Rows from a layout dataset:
+ + + + +
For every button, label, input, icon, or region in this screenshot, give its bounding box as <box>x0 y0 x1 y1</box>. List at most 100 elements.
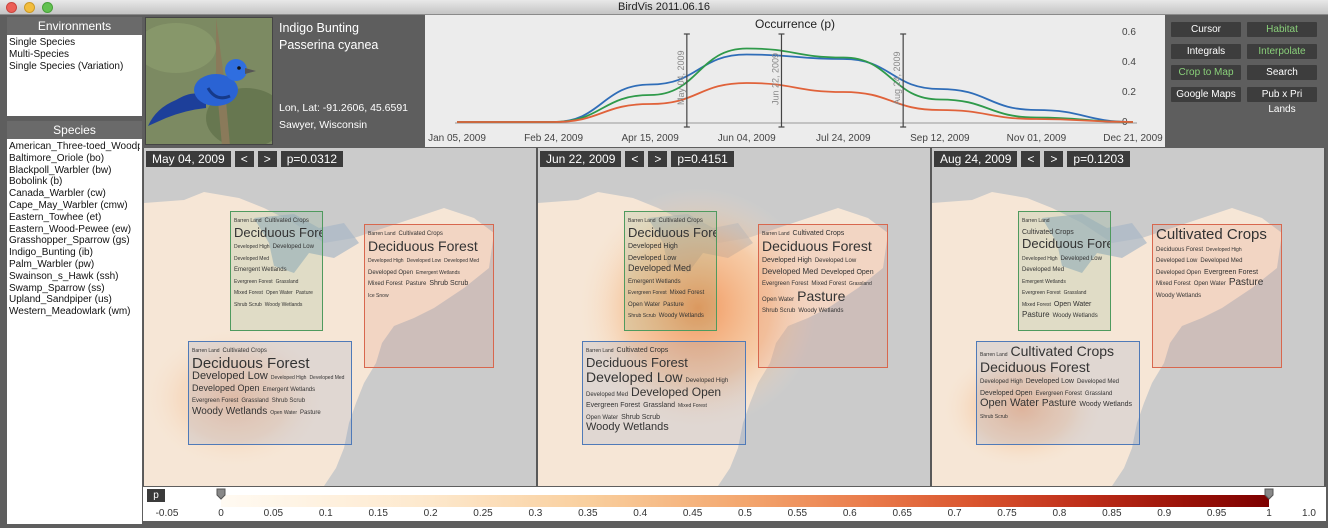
habitat-word: Shrub Scrub <box>234 301 262 308</box>
habitat-word: Grassland <box>643 402 675 410</box>
map-panel[interactable]: Barren LandCultivated CropsDeciduous For… <box>144 148 536 486</box>
map-next-button[interactable]: > <box>1044 151 1064 167</box>
habitat-word: Cultivated Crops <box>616 347 669 354</box>
map-panel[interactable]: Barren Land Cultivated CropsDeciduous For… <box>932 148 1324 486</box>
habitat-word: Barren Land <box>762 231 790 237</box>
legend-max-slider[interactable] <box>1264 488 1274 500</box>
habitat-region-box[interactable]: Barren LandCultivated CropsDeciduous For… <box>364 224 494 368</box>
environments-list: Single Species Multi-Species Single Spec… <box>7 35 142 116</box>
legend-tick-label: 0.05 <box>263 508 284 519</box>
search-button[interactable]: Search <box>1247 65 1317 80</box>
map-next-button[interactable]: > <box>648 151 668 167</box>
habitat-region-box[interactable]: Barren LandCultivated CropsDeciduous For… <box>188 341 352 445</box>
habitat-button[interactable]: Habitat <box>1247 22 1317 37</box>
habitat-word: Evergreen Forest <box>762 281 809 288</box>
habitat-word: Developed High <box>980 379 1023 386</box>
species-item[interactable]: Palm_Warbler (pw) <box>9 259 140 271</box>
crop-to-map-button[interactable]: Crop to Map <box>1171 65 1241 80</box>
habitat-word: Pasture <box>1022 310 1050 320</box>
species-item[interactable]: Swainson_s_Hawk (ssh) <box>9 271 140 283</box>
habitat-region-box[interactable]: Barren LandCultivated CropsDeciduous For… <box>624 211 717 331</box>
occurrence-chart-svg[interactable]: Occurrence (p)00.20.40.6Jan 05, 2009 Feb … <box>425 15 1165 147</box>
map-next-button[interactable]: > <box>257 151 277 167</box>
map-probability-label: p=0.1203 <box>1067 151 1130 167</box>
habitat-word: Developed Open <box>1156 269 1202 276</box>
bird-photo <box>145 17 273 145</box>
habitat-region-box[interactable]: Barren LandCultivated CropsDeciduous For… <box>1018 211 1111 331</box>
map-toolbar: Aug 24, 2009 < > p=0.1203 <box>934 151 1130 167</box>
map-panel[interactable]: Barren LandCultivated CropsDeciduous For… <box>538 148 930 486</box>
species-item[interactable]: Western_Meadowlark (wm) <box>9 306 140 318</box>
habitat-word: Developed Med <box>444 258 480 265</box>
species-item[interactable]: Upland_Sandpiper (us) <box>9 294 140 306</box>
map-prev-button[interactable]: < <box>1021 151 1041 167</box>
habitat-word: Evergreen Forest <box>1035 390 1082 397</box>
habitat-word: Evergreen Forest <box>586 402 641 410</box>
species-item[interactable]: Baltimore_Oriole (bo) <box>9 153 140 165</box>
habitat-word: Open Water <box>270 409 298 416</box>
habitat-word: Open Water <box>1053 300 1092 308</box>
habitat-word: Cultivated Crops <box>792 230 845 237</box>
species-item[interactable]: Canada_Warbler (cw) <box>9 188 140 200</box>
species-item[interactable]: Indigo_Bunting (ib) <box>9 247 140 259</box>
habitat-word: Barren Land <box>1022 218 1050 224</box>
habitat-word: Developed Low <box>814 258 857 265</box>
bird-location: Sawyer, Wisconsin <box>279 119 368 131</box>
legend-min-slider[interactable] <box>216 488 226 500</box>
habitat-word: Woody Wetlands <box>798 308 844 315</box>
bird-illustration <box>146 18 272 144</box>
color-legend: p -0.05 0 0.05 0.1 0.15 0.2 0.25 0.3 0.35 0.4 0.45… <box>143 487 1326 521</box>
species-item[interactable]: Grasshopper_Sparrow (gs) <box>9 235 140 247</box>
interpolate-button[interactable]: Interpolate <box>1247 43 1317 59</box>
legend-tick-label: 0.75 <box>997 508 1017 519</box>
google-maps-button[interactable]: Google Maps <box>1171 86 1241 102</box>
habitat-region-box[interactable]: Barren LandCultivated CropsDeciduous For… <box>230 211 323 331</box>
habitat-region-box[interactable]: Cultivated CropsDeciduous Forest Develope… <box>1152 224 1282 368</box>
habitat-word: Deciduous Forest <box>1022 236 1110 252</box>
species-item[interactable]: Cape_May_Warbler (cmw) <box>9 200 140 212</box>
species-item[interactable]: Blackpoll_Warbler (bw) <box>9 165 140 177</box>
habitat-word: Grassland <box>849 281 872 288</box>
habitat-word: Shrub Scrub <box>621 413 661 421</box>
legend-tick-label: 1 <box>1266 508 1272 519</box>
environment-item[interactable]: Multi-Species <box>9 49 140 61</box>
habitat-word: Pasture <box>300 409 321 416</box>
habitat-word: Mixed Forest <box>368 281 403 288</box>
species-item[interactable]: American_Three-toed_Woodp <box>9 141 140 153</box>
habitat-region-box[interactable]: Barren LandCultivated CropsDeciduous For… <box>758 224 888 368</box>
bird-latin-name: Passerina cyanea <box>279 38 379 52</box>
habitat-word: Woody Wetlands <box>1079 401 1133 409</box>
legend-tick-label: 0.25 <box>473 508 493 519</box>
habitat-word: Emergent Wetlands <box>1022 278 1066 285</box>
species-item[interactable]: Bobolink (b) <box>9 176 140 188</box>
habitat-word: Evergreen Forest <box>1022 290 1061 297</box>
species-item[interactable]: Swamp_Sparrow (ss) <box>9 283 140 295</box>
time-marker-label: May 04, 2009 <box>676 50 686 105</box>
habitat-word: Developed High <box>762 257 812 265</box>
species-list[interactable]: American_Three-toed_Woodp Baltimore_Oriol… <box>7 139 142 524</box>
bird-coordinates: Lon, Lat: -91.2606, 45.6591 <box>279 102 409 114</box>
map-probability-label: p=0.0312 <box>280 151 344 167</box>
pub-x-pri-lands-button[interactable]: Pub x Pri Lands <box>1247 86 1317 115</box>
habitat-word: Emergent Wetlands <box>262 386 316 393</box>
habitat-region-box[interactable]: Barren LandCultivated CropsDeciduous For… <box>582 341 746 445</box>
map-views: Barren Land Cultivated CropsDeciduous For… <box>143 148 1326 486</box>
map-prev-button[interactable]: < <box>234 151 254 167</box>
habitat-word: Developed Low <box>1060 255 1102 262</box>
habitat-word: Developed Low <box>1156 258 1198 265</box>
environment-item[interactable]: Single Species (Variation) <box>9 61 140 73</box>
map-prev-button[interactable]: < <box>625 151 645 167</box>
legend-tick-label: -0.05 <box>155 508 179 519</box>
cursor-button[interactable]: Cursor <box>1171 22 1241 37</box>
habitat-word: Developed Med <box>586 391 629 398</box>
habitat-word: Pasture <box>295 290 313 297</box>
chart-title: Occurrence (p) <box>755 17 835 31</box>
habitat-word: Pasture <box>405 281 427 288</box>
habitat-region-box[interactable]: Barren LandCultivated CropsDeciduous For… <box>976 341 1140 445</box>
species-item[interactable]: Eastern_Wood-Pewee (ew) <box>9 224 140 236</box>
environment-item[interactable]: Single Species <box>9 37 140 49</box>
integrals-button[interactable]: Integrals <box>1171 43 1241 59</box>
left-sidebar: Environments Single Species Multi-Specie… <box>7 17 142 524</box>
occurrence-chart[interactable]: Occurrence (p) 0 0.2 0.4 0.6 Jan 05, 2009 Feb … <box>425 15 1165 147</box>
species-item[interactable]: Eastern_Towhee (et) <box>9 212 140 224</box>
+ + + + +
GIVEN PROBLEM:
Rewrite the rows above as a Markdown table with the columns "No." and "Line," starting at the line that contains "habitat-word: Shrub Scrub <box>234" and ending at the line that contains "map-next-button[interactable]: > <box>648". Number each line in order and skip any blank lines.

EXERCISE OUTPUT:
| No. | Line |
|---|---|
| 1 | habitat-word: Shrub Scrub <box>234 301 262 308</box> |
| 2 | habitat-word: Grassland <box>643 402 675 410</box> |
| 3 | map-panel[interactable]: Barren LandCultivated CropsDeciduous For… <box>144 148 536 486</box> |
| 4 | map-next-button[interactable]: > <box>1044 151 1064 167</box> |
| 5 | habitat-word: Cultivated Crops <box>616 347 669 354</box> |
| 6 | map-panel[interactable]: Barren Land Cultivated CropsDeciduous For… <box>932 148 1324 486</box> |
| 7 | habitat-word: Barren Land <box>762 231 790 237</box> |
| 8 | legend-max-slider[interactable] <box>1264 488 1274 500</box> |
| 9 | habitat-region-box[interactable]: Barren LandCultivated CropsDeciduous For… <box>364 224 494 368</box> |
| 10 | environments-list: Single Species Multi-Species Single Spec… <box>7 35 142 116</box> |
| 11 | legend-tick-label: 0.05 <box>263 508 284 519</box> |
| 12 | search-button[interactable]: Search <box>1247 65 1317 80</box> |
| 13 | map-next-button[interactable]: > <box>648 151 668 167</box> |